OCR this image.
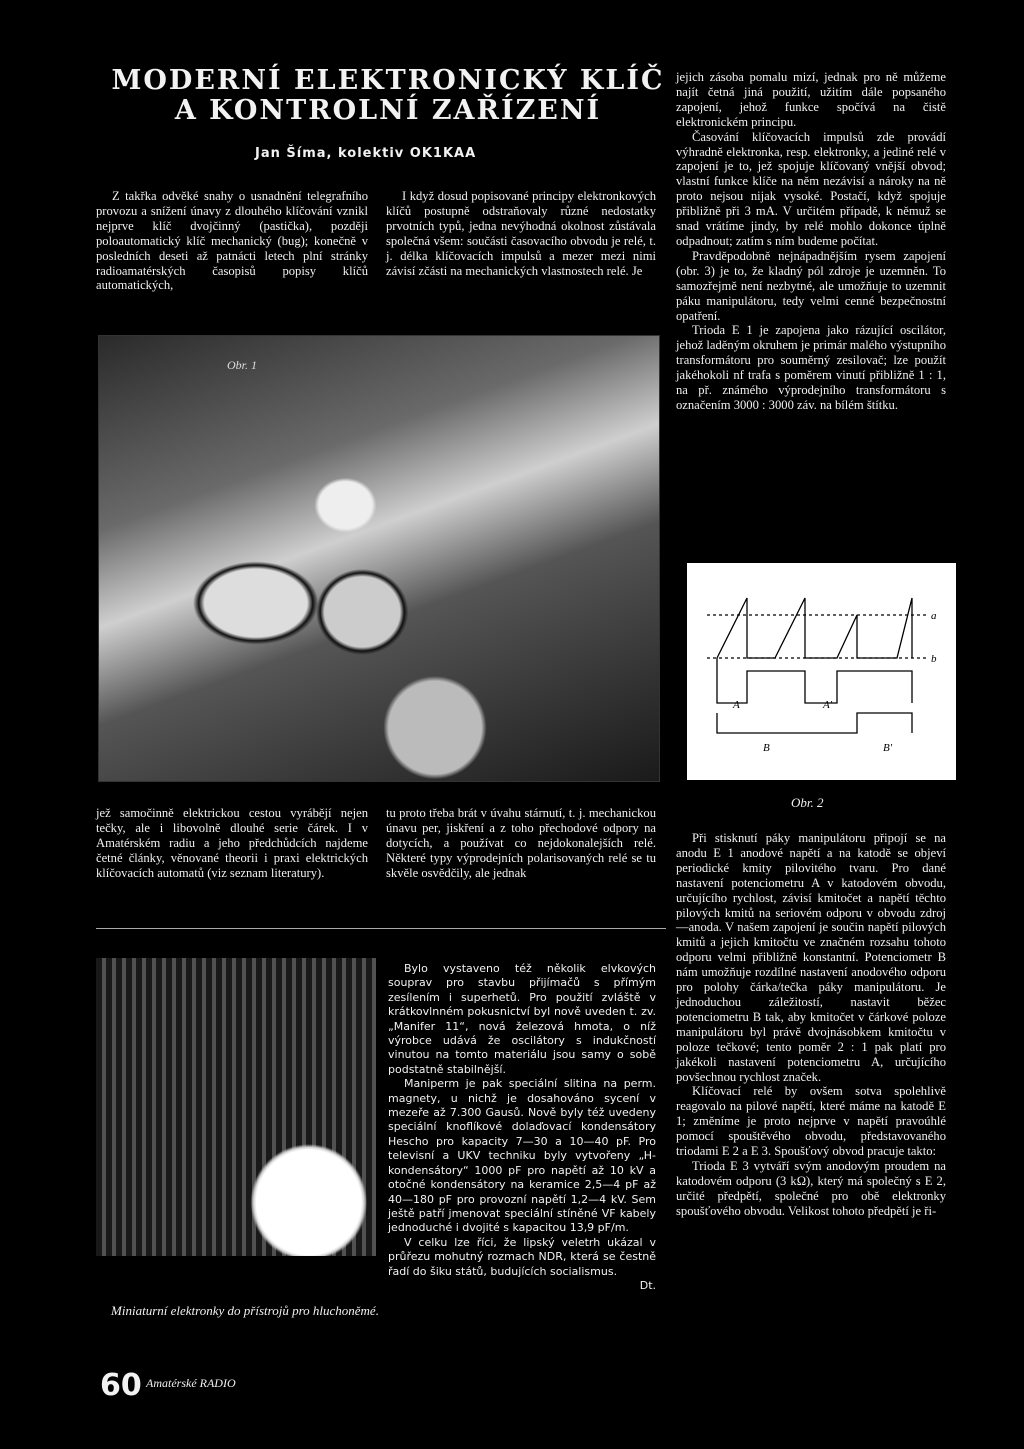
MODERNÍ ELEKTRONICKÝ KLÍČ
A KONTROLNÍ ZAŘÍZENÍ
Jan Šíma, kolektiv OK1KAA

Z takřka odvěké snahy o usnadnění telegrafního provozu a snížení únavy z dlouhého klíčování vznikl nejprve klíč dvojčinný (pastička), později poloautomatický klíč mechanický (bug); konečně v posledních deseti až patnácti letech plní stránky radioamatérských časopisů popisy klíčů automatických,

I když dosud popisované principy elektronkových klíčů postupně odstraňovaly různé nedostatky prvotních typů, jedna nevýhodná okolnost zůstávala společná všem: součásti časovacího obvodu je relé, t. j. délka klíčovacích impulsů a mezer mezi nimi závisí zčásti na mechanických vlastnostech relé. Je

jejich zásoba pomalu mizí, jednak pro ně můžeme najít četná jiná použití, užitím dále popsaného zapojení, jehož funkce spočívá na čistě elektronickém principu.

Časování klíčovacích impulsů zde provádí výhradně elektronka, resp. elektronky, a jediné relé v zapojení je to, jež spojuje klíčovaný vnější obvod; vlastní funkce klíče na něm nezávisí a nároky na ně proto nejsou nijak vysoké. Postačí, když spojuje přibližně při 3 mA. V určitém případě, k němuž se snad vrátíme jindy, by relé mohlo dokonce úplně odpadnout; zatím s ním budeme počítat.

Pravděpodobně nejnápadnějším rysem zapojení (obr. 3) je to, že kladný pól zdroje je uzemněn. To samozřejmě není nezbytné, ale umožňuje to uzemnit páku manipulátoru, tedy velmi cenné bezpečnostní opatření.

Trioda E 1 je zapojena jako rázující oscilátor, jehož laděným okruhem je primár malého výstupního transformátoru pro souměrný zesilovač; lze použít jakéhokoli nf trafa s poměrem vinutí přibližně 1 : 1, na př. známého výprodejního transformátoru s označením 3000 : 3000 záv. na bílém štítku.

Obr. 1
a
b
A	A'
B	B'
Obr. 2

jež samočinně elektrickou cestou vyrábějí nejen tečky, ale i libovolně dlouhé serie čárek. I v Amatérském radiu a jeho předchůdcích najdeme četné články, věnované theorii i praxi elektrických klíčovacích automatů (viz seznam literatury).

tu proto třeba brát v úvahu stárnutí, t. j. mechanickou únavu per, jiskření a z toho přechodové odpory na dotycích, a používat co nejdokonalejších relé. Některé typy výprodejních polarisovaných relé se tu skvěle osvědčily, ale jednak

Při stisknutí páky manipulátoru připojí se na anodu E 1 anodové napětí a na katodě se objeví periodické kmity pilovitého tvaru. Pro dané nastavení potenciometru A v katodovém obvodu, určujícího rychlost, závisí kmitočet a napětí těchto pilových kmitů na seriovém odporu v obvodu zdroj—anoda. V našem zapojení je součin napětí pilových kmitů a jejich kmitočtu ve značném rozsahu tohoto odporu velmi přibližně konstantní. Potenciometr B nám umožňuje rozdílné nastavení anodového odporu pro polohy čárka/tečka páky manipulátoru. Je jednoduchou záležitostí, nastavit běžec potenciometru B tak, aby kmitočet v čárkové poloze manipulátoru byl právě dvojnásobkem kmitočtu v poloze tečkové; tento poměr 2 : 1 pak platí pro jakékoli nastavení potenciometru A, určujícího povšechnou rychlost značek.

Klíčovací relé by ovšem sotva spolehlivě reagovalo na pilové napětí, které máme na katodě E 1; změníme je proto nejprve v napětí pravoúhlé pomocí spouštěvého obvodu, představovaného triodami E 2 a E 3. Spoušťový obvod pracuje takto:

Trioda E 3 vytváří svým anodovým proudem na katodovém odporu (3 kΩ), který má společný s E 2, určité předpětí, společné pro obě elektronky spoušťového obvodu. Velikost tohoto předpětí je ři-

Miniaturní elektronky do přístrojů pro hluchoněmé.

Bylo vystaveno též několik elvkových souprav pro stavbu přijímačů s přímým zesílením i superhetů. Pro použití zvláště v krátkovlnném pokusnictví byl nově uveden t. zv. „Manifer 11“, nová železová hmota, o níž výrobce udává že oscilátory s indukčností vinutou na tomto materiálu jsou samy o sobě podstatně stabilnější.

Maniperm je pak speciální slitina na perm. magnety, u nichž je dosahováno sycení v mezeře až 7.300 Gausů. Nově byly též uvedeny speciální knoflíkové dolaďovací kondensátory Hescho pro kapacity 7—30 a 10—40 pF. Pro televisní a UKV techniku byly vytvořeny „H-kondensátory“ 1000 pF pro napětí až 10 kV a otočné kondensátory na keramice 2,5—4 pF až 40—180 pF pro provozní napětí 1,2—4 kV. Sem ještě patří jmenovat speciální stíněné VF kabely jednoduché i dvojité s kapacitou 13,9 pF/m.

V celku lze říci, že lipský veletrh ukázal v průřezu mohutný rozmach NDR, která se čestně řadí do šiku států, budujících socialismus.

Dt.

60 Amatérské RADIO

■ Objective ■
Output the material word for word, omitting its pictures.

■ Solution for this problem ■
OCR this image.
MODERNÍ ELEKTRONICKÝ KLÍČ
A KONTROLNÍ ZAŘÍZENÍ
Jan Šíma, kolektiv OK1KAA

Z takřka odvěké snahy o usnadnění telegrafního provozu a snížení únavy z dlouhého klíčování vznikl nejprve klíč dvojčinný (pastička), později poloautomatický klíč mechanický (bug); konečně v posledních deseti až patnácti letech plní stránky radioamatérských časopisů popisy klíčů automatických,

I když dosud popisované principy elektronkových klíčů postupně odstraňovaly různé nedostatky prvotních typů, jedna nevýhodná okolnost zůstávala společná všem: součásti časovacího obvodu je relé, t. j. délka klíčovacích impulsů a mezer mezi nimi závisí zčásti na mechanických vlastnostech relé. Je

jejich zásoba pomalu mizí, jednak pro ně můžeme najít četná jiná použití, užitím dále popsaného zapojení, jehož funkce spočívá na čistě elektronickém principu.

Časování klíčovacích impulsů zde provádí výhradně elektronka, resp. elektronky, a jediné relé v zapojení je to, jež spojuje klíčovaný vnější obvod; vlastní funkce klíče na něm nezávisí a nároky na ně proto nejsou nijak vysoké. Postačí, když spojuje přibližně při 3 mA. V určitém případě, k němuž se snad vrátíme jindy, by relé mohlo dokonce úplně odpadnout; zatím s ním budeme počítat.

Pravděpodobně nejnápadnějším rysem zapojení (obr. 3) je to, že kladný pól zdroje je uzemněn. To samozřejmě není nezbytné, ale umožňuje to uzemnit páku manipulátoru, tedy velmi cenné bezpečnostní opatření.

Trioda E 1 je zapojena jako rázující oscilátor, jehož laděným okruhem je primár malého výstupního transformátoru pro souměrný zesilovač; lze použít jakéhokoli nf trafa s poměrem vinutí přibližně 1 : 1, na př. známého výprodejního transformátoru s označením 3000 : 3000 záv. na bílém štítku.

Obr. 1
a
b
A	A'
B	B'
Obr. 2

jež samočinně elektrickou cestou vyrábějí nejen tečky, ale i libovolně dlouhé serie čárek. I v Amatérském radiu a jeho předchůdcích najdeme četné články, věnované theorii i praxi elektrických klíčovacích automatů (viz seznam literatury).

tu proto třeba brát v úvahu stárnutí, t. j. mechanickou únavu per, jiskření a z toho přechodové odpory na dotycích, a používat co nejdokonalejších relé. Některé typy výprodejních polarisovaných relé se tu skvěle osvědčily, ale jednak

Při stisknutí páky manipulátoru připojí se na anodu E 1 anodové napětí a na katodě se objeví periodické kmity pilovitého tvaru. Pro dané nastavení potenciometru A v katodovém obvodu, určujícího rychlost, závisí kmitočet a napětí těchto pilových kmitů na seriovém odporu v obvodu zdroj—anoda. V našem zapojení je součin napětí pilových kmitů a jejich kmitočtu ve značném rozsahu tohoto odporu velmi přibližně konstantní. Potenciometr B nám umožňuje rozdílné nastavení anodového odporu pro polohy čárka/tečka páky manipulátoru. Je jednoduchou záležitostí, nastavit běžec potenciometru B tak, aby kmitočet v čárkové poloze manipulátoru byl právě dvojnásobkem kmitočtu v poloze tečkové; tento poměr 2 : 1 pak platí pro jakékoli nastavení potenciometru A, určujícího povšechnou rychlost značek.

Klíčovací relé by ovšem sotva spolehlivě reagovalo na pilové napětí, které máme na katodě E 1; změníme je proto nejprve v napětí pravoúhlé pomocí spouštěvého obvodu, představovaného triodami E 2 a E 3. Spoušťový obvod pracuje takto:

Trioda E 3 vytváří svým anodovým proudem na katodovém odporu (3 kΩ), který má společný s E 2, určité předpětí, společné pro obě elektronky spoušťového obvodu. Velikost tohoto předpětí je ři-

Miniaturní elektronky do přístrojů pro hluchoněmé.

Bylo vystaveno též několik elvkových souprav pro stavbu přijímačů s přímým zesílením i superhetů. Pro použití zvláště v krátkovlnném pokusnictví byl nově uveden t. zv. „Manifer 11“, nová železová hmota, o níž výrobce udává že oscilátory s indukčností vinutou na tomto materiálu jsou samy o sobě podstatně stabilnější.

Maniperm je pak speciální slitina na perm. magnety, u nichž je dosahováno sycení v mezeře až 7.300 Gausů. Nově byly též uvedeny speciální knoflíkové dolaďovací kondensátory Hescho pro kapacity 7—30 a 10—40 pF. Pro televisní a UKV techniku byly vytvořeny „H-kondensátory“ 1000 pF pro napětí až 10 kV a otočné kondensátory na keramice 2,5—4 pF až 40—180 pF pro provozní napětí 1,2—4 kV. Sem ještě patří jmenovat speciální stíněné VF kabely jednoduché i dvojité s kapacitou 13,9 pF/m.

V celku lze říci, že lipský veletrh ukázal v průřezu mohutný rozmach NDR, která se čestně řadí do šiku států, budujících socialismus.

Dt.

60 Amatérské RADIO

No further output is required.